A block of data:
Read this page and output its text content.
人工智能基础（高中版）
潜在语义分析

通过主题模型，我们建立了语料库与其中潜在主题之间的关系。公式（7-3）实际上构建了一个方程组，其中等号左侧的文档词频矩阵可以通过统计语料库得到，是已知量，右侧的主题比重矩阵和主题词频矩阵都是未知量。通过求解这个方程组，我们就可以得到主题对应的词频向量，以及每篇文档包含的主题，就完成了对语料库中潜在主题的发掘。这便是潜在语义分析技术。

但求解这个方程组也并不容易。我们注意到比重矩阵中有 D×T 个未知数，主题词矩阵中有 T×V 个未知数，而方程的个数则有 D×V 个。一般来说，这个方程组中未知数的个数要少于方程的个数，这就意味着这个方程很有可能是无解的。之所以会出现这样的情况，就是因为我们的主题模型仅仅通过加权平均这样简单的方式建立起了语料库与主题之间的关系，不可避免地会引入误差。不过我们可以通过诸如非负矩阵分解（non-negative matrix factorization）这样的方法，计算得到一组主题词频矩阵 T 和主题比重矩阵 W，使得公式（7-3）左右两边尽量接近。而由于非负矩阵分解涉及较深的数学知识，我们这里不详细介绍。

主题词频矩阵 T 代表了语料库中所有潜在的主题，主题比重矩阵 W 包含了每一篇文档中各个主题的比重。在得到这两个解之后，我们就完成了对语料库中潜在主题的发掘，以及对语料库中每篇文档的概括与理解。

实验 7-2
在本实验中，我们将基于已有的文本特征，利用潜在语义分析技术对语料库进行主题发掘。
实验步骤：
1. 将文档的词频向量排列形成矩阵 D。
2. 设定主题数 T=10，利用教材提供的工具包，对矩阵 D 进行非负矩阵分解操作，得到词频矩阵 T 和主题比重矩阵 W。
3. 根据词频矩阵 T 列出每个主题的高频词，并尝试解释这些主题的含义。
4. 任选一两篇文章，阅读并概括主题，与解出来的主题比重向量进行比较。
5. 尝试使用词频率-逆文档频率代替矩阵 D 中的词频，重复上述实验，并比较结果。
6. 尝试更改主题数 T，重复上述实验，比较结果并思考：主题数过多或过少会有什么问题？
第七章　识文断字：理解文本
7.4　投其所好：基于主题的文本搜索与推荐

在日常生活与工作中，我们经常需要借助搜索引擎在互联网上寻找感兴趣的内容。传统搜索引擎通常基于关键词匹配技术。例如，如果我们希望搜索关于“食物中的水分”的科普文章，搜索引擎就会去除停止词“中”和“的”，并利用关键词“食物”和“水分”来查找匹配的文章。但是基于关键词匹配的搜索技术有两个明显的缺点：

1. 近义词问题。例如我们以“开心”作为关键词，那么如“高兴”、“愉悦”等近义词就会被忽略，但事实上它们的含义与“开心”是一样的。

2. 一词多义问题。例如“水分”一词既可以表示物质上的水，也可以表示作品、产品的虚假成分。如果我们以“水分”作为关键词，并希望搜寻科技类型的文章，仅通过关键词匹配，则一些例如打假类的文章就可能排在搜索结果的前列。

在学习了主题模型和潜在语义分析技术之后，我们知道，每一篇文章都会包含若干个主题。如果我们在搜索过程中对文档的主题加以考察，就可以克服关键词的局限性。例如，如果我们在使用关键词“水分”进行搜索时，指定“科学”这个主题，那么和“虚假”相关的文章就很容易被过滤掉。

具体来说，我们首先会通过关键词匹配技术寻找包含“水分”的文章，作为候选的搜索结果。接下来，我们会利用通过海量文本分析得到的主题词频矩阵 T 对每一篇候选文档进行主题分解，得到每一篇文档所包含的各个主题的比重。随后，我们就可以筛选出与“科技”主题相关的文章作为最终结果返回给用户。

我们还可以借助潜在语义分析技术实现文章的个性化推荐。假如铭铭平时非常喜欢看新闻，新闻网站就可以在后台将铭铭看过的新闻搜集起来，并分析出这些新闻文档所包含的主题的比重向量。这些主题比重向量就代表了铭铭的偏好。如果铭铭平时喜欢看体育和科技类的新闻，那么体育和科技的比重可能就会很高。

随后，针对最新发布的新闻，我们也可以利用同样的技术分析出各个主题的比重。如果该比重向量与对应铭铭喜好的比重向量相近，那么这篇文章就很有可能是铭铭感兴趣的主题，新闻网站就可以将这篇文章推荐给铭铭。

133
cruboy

_GOAL OF THE EXERCISE_: Within the data above, pick out all lines holding the word "和主题比重矩阵".

_REPLY_:
但求解这个方程组也并不容易。我们注意到比重矩阵中有 D×T 个未知数，主题词矩阵中有 T×V 个未知数，而方程的个数则有 D×V 个。一般来说，这个方程组中未知数的个数要少于方程的个数，这就意味着这个方程很有可能是无解的。之所以会出现这样的情况，就是因为我们的主题模型仅仅通过加权平均这样简单的方式建立起了语料库与主题之间的关系，不可避免地会引入误差。不过我们可以通过诸如非负矩阵分解（non-negative matrix factorization）这样的方法，计算得到一组主题词频矩阵 T 和主题比重矩阵 W，使得公式（7-3）左右两边尽量接近。而由于非负矩阵分解涉及较深的数学知识，我们这里不详细介绍。
2. 设定主题数 T=10，利用教材提供的工具包，对矩阵 D 进行非负矩阵分解操作，得到词频矩阵 T 和主题比重矩阵 W。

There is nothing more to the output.